**Task prompt:** Count the lines in the entries below that include the word "name". Give nothing but the number.

>> START Provided records

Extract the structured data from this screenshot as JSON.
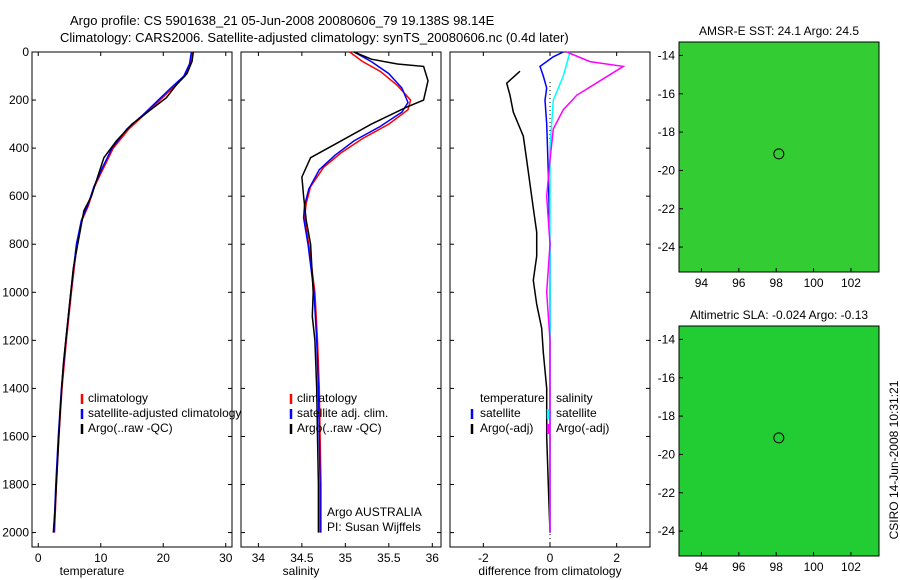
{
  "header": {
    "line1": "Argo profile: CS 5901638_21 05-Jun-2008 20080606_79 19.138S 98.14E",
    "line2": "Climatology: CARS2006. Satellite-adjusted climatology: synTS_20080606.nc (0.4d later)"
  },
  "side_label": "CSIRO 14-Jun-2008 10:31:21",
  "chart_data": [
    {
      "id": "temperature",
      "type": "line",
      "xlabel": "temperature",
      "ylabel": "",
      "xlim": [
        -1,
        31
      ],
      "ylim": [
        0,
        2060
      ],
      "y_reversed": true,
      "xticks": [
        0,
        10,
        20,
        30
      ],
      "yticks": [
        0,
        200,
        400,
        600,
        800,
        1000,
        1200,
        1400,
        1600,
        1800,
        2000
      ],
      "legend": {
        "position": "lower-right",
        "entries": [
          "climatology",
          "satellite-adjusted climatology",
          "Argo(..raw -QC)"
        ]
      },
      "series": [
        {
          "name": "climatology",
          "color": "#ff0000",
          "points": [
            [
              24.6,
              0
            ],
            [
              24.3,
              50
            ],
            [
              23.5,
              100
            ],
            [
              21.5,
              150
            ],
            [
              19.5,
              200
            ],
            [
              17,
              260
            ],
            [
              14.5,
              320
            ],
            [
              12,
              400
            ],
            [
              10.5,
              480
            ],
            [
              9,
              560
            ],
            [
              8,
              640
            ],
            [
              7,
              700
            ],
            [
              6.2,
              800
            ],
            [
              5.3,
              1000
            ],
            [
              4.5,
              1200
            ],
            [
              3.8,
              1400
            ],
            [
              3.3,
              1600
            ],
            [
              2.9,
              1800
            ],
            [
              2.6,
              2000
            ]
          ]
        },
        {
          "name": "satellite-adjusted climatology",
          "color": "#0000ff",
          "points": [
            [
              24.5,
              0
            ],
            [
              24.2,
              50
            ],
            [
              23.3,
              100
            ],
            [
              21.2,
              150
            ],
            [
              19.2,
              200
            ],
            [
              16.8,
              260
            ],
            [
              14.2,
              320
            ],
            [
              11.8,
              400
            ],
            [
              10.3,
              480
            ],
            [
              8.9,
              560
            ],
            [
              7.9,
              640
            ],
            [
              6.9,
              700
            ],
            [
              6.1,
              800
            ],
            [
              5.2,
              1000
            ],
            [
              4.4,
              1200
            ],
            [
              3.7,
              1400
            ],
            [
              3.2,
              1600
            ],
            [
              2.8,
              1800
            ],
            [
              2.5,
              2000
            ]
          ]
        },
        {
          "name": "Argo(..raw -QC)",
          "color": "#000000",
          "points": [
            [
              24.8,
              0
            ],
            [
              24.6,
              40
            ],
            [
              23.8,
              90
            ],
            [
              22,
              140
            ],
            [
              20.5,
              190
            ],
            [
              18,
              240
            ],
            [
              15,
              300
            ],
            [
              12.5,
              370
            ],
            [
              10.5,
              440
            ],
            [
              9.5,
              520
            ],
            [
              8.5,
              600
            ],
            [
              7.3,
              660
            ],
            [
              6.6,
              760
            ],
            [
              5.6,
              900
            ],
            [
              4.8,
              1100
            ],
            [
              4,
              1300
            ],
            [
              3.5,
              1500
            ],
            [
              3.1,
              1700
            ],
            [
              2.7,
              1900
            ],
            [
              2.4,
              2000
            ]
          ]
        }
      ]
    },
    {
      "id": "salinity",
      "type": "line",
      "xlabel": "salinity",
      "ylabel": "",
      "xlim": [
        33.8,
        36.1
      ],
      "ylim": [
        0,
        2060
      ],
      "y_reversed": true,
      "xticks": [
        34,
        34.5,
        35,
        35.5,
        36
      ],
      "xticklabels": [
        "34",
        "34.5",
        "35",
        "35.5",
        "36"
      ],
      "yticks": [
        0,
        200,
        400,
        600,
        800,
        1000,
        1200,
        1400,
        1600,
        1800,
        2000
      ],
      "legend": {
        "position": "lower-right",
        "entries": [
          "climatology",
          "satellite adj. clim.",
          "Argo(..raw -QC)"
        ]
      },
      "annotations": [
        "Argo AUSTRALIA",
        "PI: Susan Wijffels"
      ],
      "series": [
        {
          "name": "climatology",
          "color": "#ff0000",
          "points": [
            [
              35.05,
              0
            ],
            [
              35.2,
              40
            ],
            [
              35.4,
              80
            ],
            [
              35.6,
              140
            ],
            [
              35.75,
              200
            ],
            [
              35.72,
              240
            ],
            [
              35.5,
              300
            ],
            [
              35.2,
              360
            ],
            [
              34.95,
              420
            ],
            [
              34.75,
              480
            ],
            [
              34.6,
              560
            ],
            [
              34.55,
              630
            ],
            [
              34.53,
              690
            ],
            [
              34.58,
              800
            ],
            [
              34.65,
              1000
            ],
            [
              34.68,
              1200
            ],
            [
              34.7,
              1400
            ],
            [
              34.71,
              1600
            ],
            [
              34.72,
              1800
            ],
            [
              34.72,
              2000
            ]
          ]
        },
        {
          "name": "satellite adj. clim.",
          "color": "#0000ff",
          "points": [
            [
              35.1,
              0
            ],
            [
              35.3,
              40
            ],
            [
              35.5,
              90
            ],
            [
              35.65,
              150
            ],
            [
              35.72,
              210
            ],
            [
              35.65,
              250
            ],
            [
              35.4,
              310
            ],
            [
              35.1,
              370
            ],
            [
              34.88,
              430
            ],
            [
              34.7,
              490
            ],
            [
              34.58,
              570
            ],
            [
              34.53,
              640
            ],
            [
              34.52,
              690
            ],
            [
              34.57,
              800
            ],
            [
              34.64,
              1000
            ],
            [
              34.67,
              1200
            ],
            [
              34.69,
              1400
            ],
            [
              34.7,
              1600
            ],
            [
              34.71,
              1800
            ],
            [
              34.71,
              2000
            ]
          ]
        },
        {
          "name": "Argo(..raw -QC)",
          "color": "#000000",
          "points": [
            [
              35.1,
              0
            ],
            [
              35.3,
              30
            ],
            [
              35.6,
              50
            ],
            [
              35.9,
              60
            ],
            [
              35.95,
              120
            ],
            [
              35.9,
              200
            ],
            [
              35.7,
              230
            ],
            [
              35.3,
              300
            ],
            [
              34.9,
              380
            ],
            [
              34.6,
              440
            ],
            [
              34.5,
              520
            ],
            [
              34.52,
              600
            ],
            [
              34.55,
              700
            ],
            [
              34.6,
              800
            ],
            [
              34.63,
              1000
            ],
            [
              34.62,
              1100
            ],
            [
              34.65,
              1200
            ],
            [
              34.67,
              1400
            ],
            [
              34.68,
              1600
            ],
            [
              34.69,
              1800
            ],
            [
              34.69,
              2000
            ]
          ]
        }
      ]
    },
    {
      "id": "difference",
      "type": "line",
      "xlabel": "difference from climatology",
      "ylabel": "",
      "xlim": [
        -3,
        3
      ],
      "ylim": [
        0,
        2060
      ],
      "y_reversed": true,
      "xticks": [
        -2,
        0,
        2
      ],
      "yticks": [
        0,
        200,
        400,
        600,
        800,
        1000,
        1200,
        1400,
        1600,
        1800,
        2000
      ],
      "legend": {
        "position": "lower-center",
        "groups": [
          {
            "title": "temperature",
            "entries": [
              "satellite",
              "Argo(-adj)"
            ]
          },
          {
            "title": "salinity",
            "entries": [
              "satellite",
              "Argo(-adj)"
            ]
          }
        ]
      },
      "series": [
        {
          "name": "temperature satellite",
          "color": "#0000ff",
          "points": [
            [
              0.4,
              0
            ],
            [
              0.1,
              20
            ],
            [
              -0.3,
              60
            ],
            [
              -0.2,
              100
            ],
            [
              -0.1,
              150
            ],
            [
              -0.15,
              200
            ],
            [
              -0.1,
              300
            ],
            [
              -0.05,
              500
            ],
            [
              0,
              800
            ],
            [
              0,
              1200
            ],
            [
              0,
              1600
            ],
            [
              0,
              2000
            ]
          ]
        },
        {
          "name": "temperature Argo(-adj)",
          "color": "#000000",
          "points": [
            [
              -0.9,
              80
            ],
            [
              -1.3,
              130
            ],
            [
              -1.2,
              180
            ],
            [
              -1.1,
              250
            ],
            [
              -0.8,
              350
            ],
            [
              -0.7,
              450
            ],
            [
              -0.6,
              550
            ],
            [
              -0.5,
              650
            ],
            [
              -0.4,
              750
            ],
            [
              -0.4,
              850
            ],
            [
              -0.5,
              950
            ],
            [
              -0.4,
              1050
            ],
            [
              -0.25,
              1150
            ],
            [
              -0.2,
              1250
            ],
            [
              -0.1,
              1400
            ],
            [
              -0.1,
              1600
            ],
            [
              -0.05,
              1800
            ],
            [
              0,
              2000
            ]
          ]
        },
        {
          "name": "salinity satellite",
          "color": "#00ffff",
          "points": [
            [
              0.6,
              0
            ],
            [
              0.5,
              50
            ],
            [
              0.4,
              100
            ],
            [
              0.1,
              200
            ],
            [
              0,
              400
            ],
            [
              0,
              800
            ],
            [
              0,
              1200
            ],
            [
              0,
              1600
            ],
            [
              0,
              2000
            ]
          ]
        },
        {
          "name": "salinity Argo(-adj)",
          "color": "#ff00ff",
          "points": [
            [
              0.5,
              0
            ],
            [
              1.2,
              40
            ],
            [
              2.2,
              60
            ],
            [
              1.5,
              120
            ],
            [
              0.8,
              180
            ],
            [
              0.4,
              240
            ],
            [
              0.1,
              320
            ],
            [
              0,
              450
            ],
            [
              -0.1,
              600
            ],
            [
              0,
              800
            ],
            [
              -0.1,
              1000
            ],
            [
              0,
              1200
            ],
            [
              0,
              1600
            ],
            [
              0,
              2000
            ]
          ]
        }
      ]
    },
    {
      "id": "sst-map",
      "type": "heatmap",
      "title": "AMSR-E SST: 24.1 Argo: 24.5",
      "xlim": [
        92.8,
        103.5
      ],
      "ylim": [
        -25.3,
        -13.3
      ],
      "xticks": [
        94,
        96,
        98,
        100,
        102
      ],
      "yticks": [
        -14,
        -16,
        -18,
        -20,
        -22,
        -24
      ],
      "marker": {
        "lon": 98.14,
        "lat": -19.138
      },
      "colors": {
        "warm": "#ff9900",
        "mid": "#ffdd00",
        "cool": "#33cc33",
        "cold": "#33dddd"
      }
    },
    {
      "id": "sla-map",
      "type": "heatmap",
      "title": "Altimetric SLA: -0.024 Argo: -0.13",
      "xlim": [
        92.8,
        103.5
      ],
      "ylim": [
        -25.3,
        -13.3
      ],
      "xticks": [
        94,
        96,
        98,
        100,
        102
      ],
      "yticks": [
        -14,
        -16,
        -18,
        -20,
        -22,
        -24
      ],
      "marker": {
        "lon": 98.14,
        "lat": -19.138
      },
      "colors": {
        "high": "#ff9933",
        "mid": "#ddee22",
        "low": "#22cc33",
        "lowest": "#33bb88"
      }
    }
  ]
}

>> END Provided records

**Full answer:** 10